--- Start of Provided records ---
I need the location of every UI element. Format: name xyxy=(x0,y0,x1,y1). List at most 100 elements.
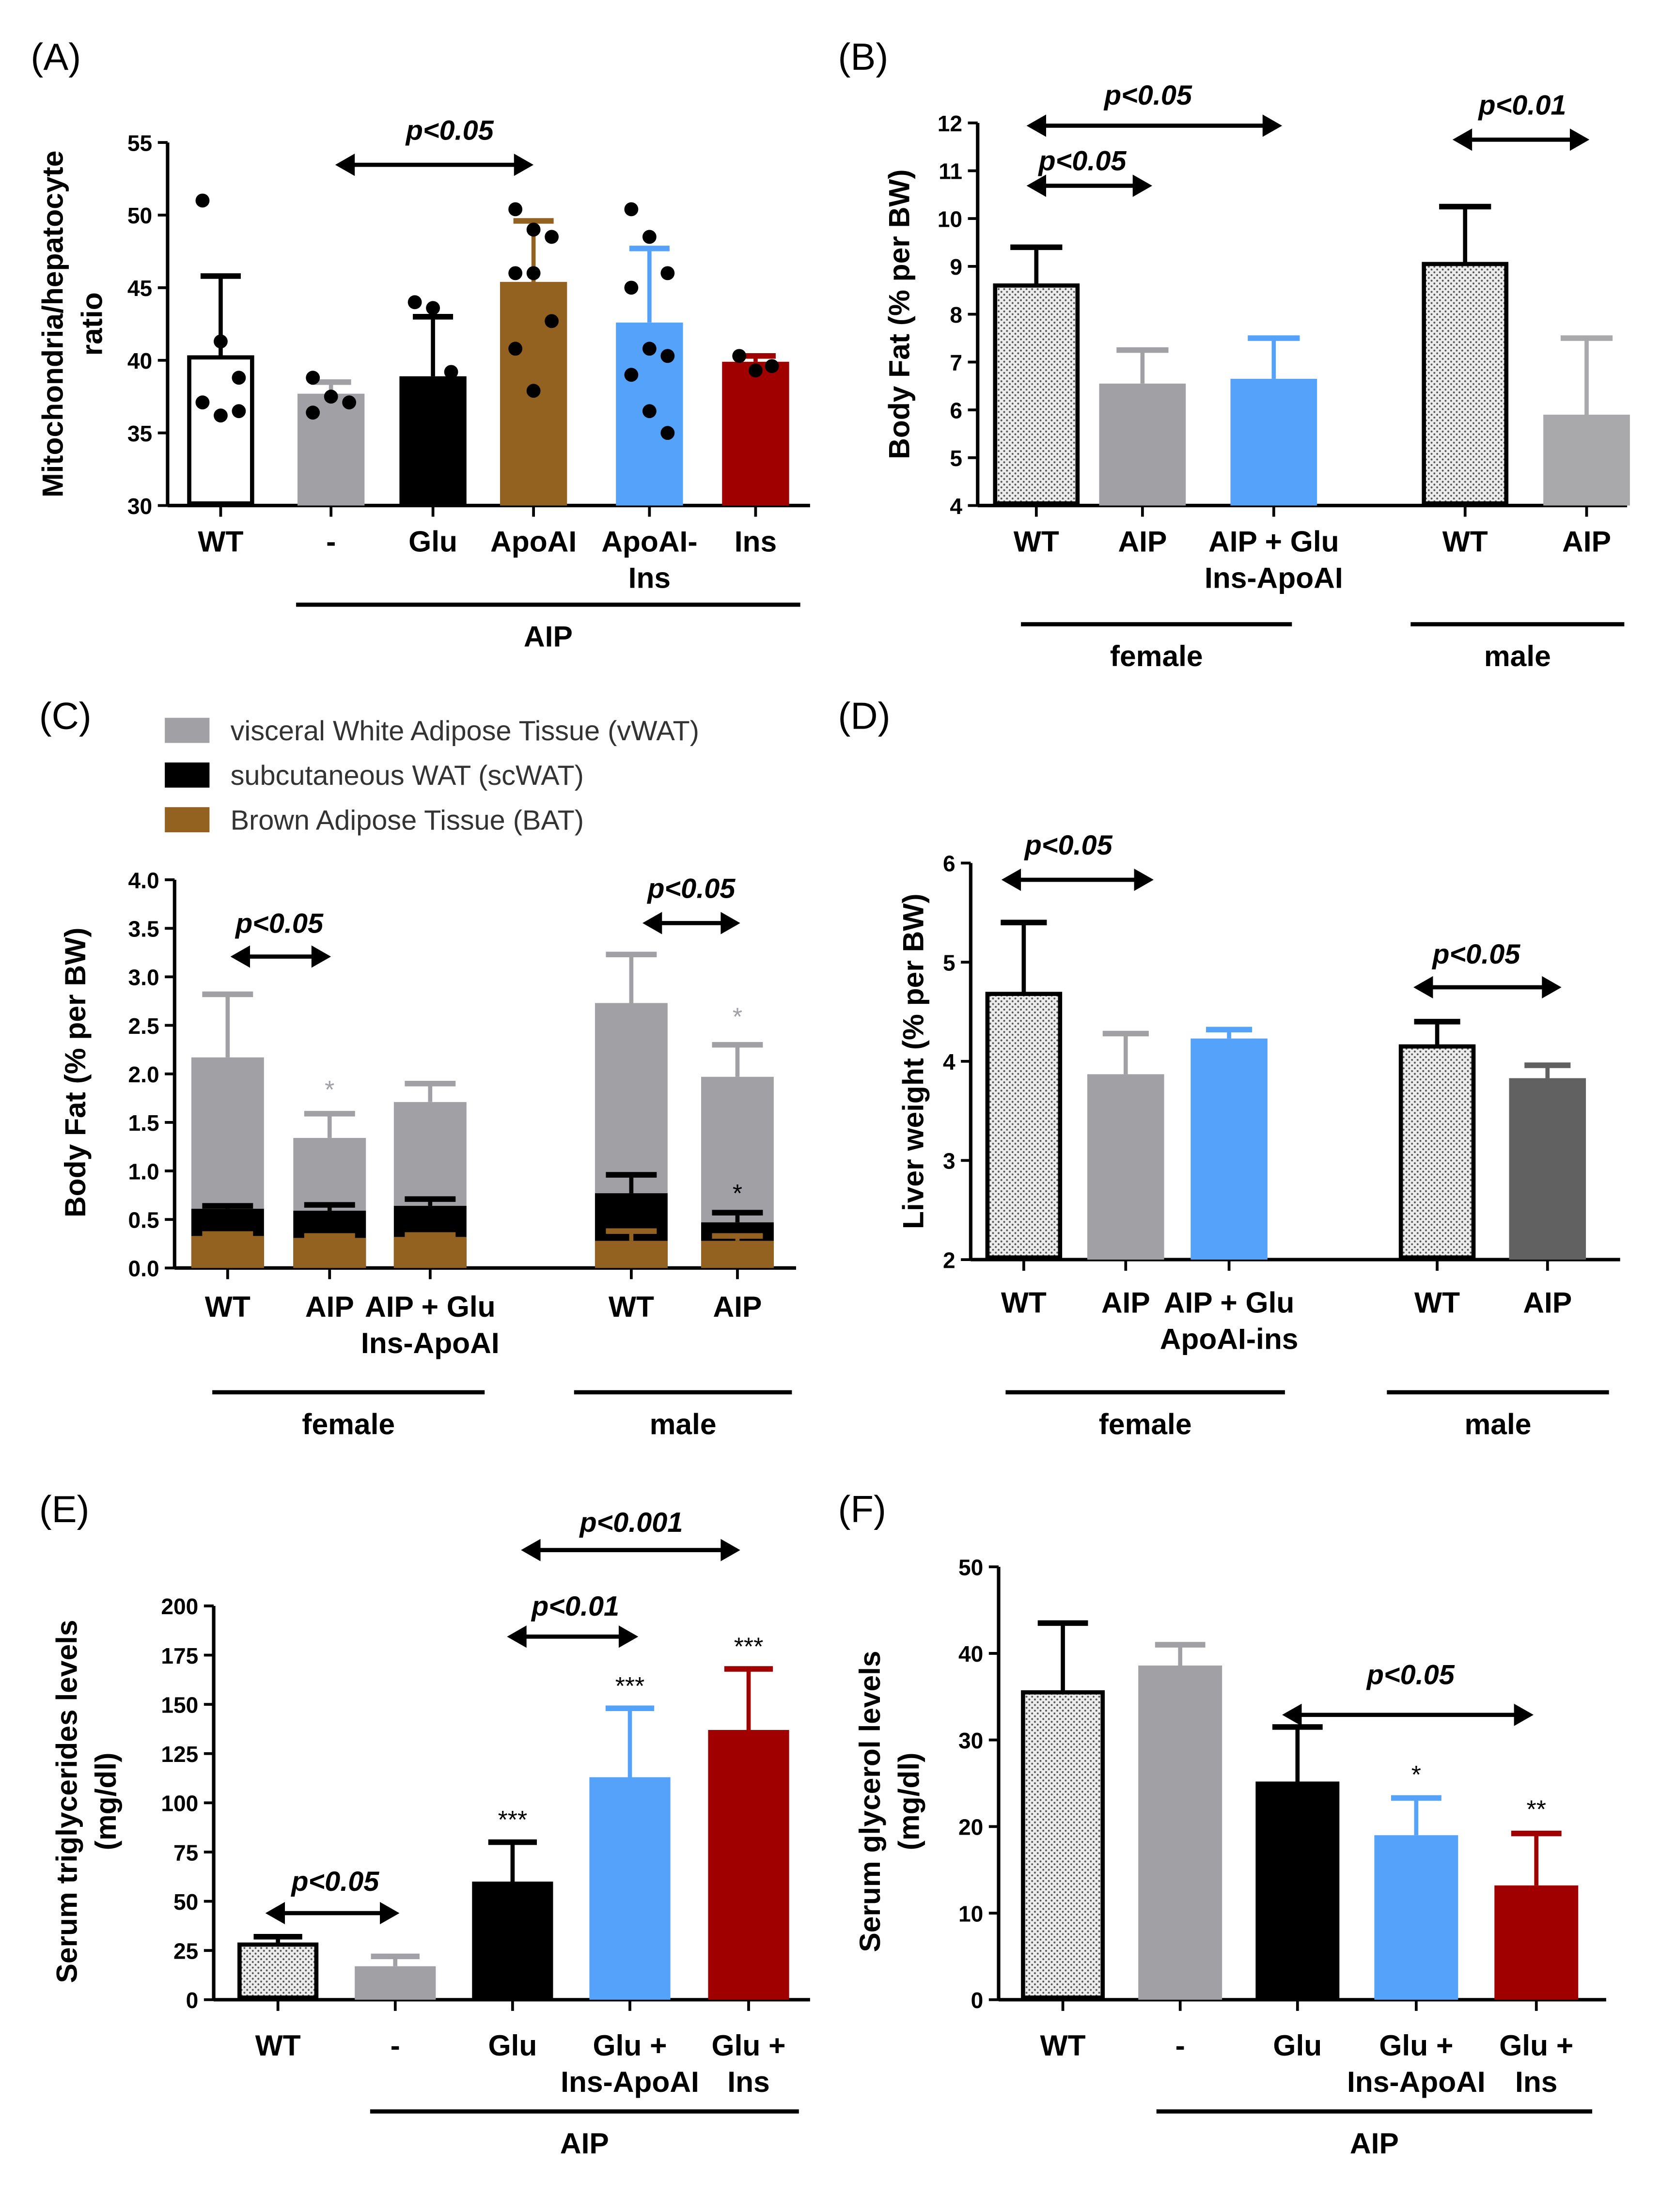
x-category-label: Ins xyxy=(628,561,671,594)
x-category-label: WT xyxy=(205,1290,251,1323)
x-category-label: WT xyxy=(1414,1286,1460,1319)
p-value-annotation: p<0.01 xyxy=(1477,90,1566,121)
arrow-head-right-icon xyxy=(1569,128,1590,151)
y-axis-label: Serum glycerol levels xyxy=(853,1651,886,1952)
data-point xyxy=(660,349,675,363)
significance-star: ** xyxy=(1527,1795,1546,1823)
p-value-annotation: p<0.05 xyxy=(405,115,494,146)
data-point xyxy=(660,426,675,440)
legend-label: subcutaneous WAT (scWAT) xyxy=(231,760,584,791)
p-value-annotation: p<0.05 xyxy=(235,908,324,939)
data-point xyxy=(624,368,639,382)
bar xyxy=(722,361,789,506)
x-category-label: Glu xyxy=(1273,2029,1322,2062)
y-tick-label: 12 xyxy=(938,111,962,136)
bar xyxy=(1255,1781,1340,2000)
bar xyxy=(1138,1665,1222,2000)
arrow-head-right-icon xyxy=(721,1539,740,1561)
data-point xyxy=(232,371,246,385)
y-axis-label: Mitochondria/hepatocyte xyxy=(36,151,69,498)
y-axis-label: Body Fat (% per BW) xyxy=(59,928,92,1217)
bar xyxy=(1422,262,1509,506)
y-axis-label: ratio xyxy=(75,292,108,356)
p-value-annotation: p<0.001 xyxy=(579,1507,683,1538)
arrow-head-right-icon xyxy=(311,945,331,968)
arrow-head-left-icon xyxy=(1413,976,1433,999)
panel-label: (F) xyxy=(838,1489,886,1530)
significance-star: *** xyxy=(498,1806,528,1834)
bar xyxy=(237,1942,319,2000)
y-axis-label: (mg/dl) xyxy=(893,1753,925,1851)
bar xyxy=(993,283,1080,506)
arrow-head-right-icon xyxy=(1132,174,1153,197)
y-tick-label: 25 xyxy=(173,1938,198,1963)
y-tick-label: 20 xyxy=(958,1815,983,1840)
x-category-label: Glu + xyxy=(1499,2029,1573,2062)
y-tick-label: 4.0 xyxy=(128,868,159,893)
x-category-label: WT xyxy=(255,2029,301,2062)
data-point xyxy=(306,371,320,385)
significance-star: * xyxy=(325,1075,334,1104)
data-point xyxy=(749,363,763,378)
x-category-label: WT xyxy=(609,1290,654,1323)
y-tick-label: 9 xyxy=(950,254,962,280)
bar xyxy=(1398,1044,1476,1260)
y-tick-label: 1.0 xyxy=(128,1159,159,1184)
data-point xyxy=(306,405,320,420)
x-category-label: - xyxy=(1175,2029,1185,2062)
bar xyxy=(1230,378,1317,506)
y-tick-label: 200 xyxy=(161,1594,198,1619)
data-point xyxy=(732,349,747,363)
significance-star: * xyxy=(733,1003,742,1031)
legend-swatch xyxy=(165,717,210,743)
legend-label: visceral White Adipose Tissue (vWAT) xyxy=(231,716,699,747)
y-tick-label: 175 xyxy=(161,1643,198,1668)
y-tick-label: 2.0 xyxy=(128,1062,159,1087)
data-point xyxy=(642,230,657,244)
panel-a: (A) Mitochondria/hepatocyte ratio 30 35 40 45 5… xyxy=(31,36,810,653)
x-category-label: Glu + xyxy=(593,2029,667,2062)
data-point xyxy=(660,266,675,280)
data-point xyxy=(214,408,228,423)
y-tick-label: 10 xyxy=(958,1901,983,1926)
x-category-label: AIP xyxy=(1523,1286,1572,1319)
panel-f: (F) Serum glycerol levels (mg/dl) 0 10 20 30 40… xyxy=(838,1489,1606,2160)
data-point xyxy=(545,230,559,244)
bar xyxy=(1087,1074,1164,1260)
data-point xyxy=(508,202,523,217)
x-category-label: Glu xyxy=(488,2029,537,2062)
data-point xyxy=(508,266,523,280)
y-tick-label: 3.0 xyxy=(128,965,159,990)
x-category-label: WT xyxy=(1040,2029,1086,2062)
significance-star: * xyxy=(1411,1760,1421,1789)
significance-star: *** xyxy=(734,1633,764,1661)
x-category-label: Glu + xyxy=(712,2029,786,2062)
group-label: male xyxy=(650,1407,717,1440)
y-tick-label: 1.5 xyxy=(128,1110,159,1136)
group-label: AIP xyxy=(524,620,573,653)
y-axis-label: Serum triglycerides levels xyxy=(50,1620,83,1983)
data-point xyxy=(407,295,422,310)
y-tick-label: 55 xyxy=(127,130,152,156)
data-point xyxy=(765,359,779,374)
arrow-head-right-icon xyxy=(1134,868,1154,891)
data-point xyxy=(642,404,657,419)
bar xyxy=(1494,1885,1579,2000)
y-tick-label: 0.5 xyxy=(128,1207,159,1232)
p-value-annotation: p<0.05 xyxy=(646,873,736,904)
x-category-label: WT xyxy=(1001,1286,1047,1319)
bar xyxy=(1021,1690,1105,2000)
y-tick-label: 5 xyxy=(943,950,955,975)
p-value-annotation: p<0.05 xyxy=(1431,939,1520,970)
x-category-label: Ins-ApoAI xyxy=(361,1326,500,1359)
p-value-annotation: p<0.05 xyxy=(1103,80,1192,111)
y-tick-label: 7 xyxy=(950,350,962,375)
data-point xyxy=(508,342,523,356)
bar xyxy=(1374,1835,1458,2000)
x-category-label: ApoAI- xyxy=(601,525,697,558)
arrow-head-right-icon xyxy=(1262,114,1283,137)
y-tick-label: 6 xyxy=(943,851,955,876)
panel-label: (D) xyxy=(838,696,891,737)
y-tick-label: 3.5 xyxy=(128,916,159,941)
data-point xyxy=(324,389,338,404)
--- End of Provided records ---
Can you copy, word for word, the lines of the records above from the one containing "x-category-label: Ins xyxy=(628,561,671,594)" through the one containing "bar xyxy=(993,283,1080,506)", both ends included?

x-category-label: Ins xyxy=(628,561,671,594)
x-category-label: WT xyxy=(205,1290,251,1323)
x-category-label: WT xyxy=(1414,1286,1460,1319)
p-value-annotation: p<0.01 xyxy=(1477,90,1566,121)
arrow-head-right-icon xyxy=(1569,128,1590,151)
y-axis-label: Serum glycerol levels xyxy=(853,1651,886,1952)
data-point xyxy=(660,349,675,363)
significance-star: ** xyxy=(1527,1795,1546,1823)
p-value-annotation: p<0.05 xyxy=(405,115,494,146)
data-point xyxy=(660,426,675,440)
legend-label: subcutaneous WAT (scWAT) xyxy=(231,760,584,791)
p-value-annotation: p<0.05 xyxy=(235,908,324,939)
data-point xyxy=(624,368,639,382)
bar xyxy=(722,361,789,506)
x-category-label: Glu xyxy=(1273,2029,1322,2062)
y-tick-label: 12 xyxy=(938,111,962,136)
bar xyxy=(1255,1781,1340,2000)
bar xyxy=(1138,1665,1222,2000)
arrow-head-right-icon xyxy=(721,1539,740,1561)
data-point xyxy=(232,371,246,385)
y-axis-label: Mitochondria/hepatocyte xyxy=(36,151,69,498)
y-axis-label: Body Fat (% per BW) xyxy=(59,928,92,1217)
bar xyxy=(1422,262,1509,506)
y-axis-label: ratio xyxy=(75,292,108,356)
p-value-annotation: p<0.001 xyxy=(579,1507,683,1538)
arrow-head-right-icon xyxy=(311,945,331,968)
arrow-head-left-icon xyxy=(1413,976,1433,999)
panel-label: (F) xyxy=(838,1489,886,1530)
significance-star: *** xyxy=(498,1806,528,1834)
bar xyxy=(237,1942,319,2000)
y-axis-label: (mg/dl) xyxy=(893,1753,925,1851)
bar xyxy=(993,283,1080,506)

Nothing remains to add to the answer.